## Direction:
Pull every line containing "Przesuń" from the entries.

## Supplied data:

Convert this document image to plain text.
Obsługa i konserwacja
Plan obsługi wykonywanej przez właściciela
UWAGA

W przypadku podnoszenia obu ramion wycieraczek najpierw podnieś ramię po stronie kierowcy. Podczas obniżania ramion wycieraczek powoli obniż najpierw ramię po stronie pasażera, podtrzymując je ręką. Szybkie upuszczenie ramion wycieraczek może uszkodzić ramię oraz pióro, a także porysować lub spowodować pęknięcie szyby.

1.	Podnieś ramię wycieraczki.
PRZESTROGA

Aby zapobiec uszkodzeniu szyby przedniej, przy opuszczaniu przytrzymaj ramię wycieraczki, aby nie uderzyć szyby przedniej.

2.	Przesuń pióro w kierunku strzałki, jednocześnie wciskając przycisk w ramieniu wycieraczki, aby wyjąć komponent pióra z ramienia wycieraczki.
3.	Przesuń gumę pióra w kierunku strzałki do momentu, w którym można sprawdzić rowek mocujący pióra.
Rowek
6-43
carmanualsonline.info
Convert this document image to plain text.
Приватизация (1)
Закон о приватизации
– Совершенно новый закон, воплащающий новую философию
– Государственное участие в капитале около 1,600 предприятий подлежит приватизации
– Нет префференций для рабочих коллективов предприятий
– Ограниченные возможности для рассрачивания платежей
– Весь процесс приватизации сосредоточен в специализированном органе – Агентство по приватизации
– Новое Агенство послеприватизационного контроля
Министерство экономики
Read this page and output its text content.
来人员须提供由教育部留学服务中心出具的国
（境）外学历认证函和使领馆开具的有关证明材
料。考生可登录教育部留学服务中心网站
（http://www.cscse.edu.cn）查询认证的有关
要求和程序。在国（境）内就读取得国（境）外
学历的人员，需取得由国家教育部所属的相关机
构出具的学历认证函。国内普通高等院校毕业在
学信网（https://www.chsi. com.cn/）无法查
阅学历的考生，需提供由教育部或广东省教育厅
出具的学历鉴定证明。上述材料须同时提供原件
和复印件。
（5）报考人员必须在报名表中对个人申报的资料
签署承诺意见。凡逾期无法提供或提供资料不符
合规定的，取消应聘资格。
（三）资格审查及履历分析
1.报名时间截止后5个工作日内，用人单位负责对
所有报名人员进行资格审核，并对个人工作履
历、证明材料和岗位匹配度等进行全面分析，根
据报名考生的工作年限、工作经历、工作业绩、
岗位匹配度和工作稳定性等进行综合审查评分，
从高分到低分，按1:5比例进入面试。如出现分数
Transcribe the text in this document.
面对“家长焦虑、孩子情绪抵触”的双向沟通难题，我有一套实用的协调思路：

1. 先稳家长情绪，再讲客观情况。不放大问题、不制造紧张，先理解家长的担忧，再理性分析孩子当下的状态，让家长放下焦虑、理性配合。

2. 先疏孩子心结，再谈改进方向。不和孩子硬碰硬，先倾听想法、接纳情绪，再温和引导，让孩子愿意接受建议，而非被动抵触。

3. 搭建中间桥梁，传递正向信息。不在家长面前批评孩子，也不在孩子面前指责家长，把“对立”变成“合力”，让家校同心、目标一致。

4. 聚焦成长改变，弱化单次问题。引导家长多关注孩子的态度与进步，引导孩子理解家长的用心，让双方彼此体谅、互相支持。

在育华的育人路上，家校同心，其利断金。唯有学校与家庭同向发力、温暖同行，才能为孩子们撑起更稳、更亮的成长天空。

## Exercise answer:
2.	Przesuń pióro w kierunku strzałki, jednocześnie wciskając przycisk w ramieniu wycieraczki, aby wyjąć komponent pióra z ramienia wycieraczki.
3.	Przesuń gumę pióra w kierunku strzałki do momentu, w którym można sprawdzić rowek mocujący pióra.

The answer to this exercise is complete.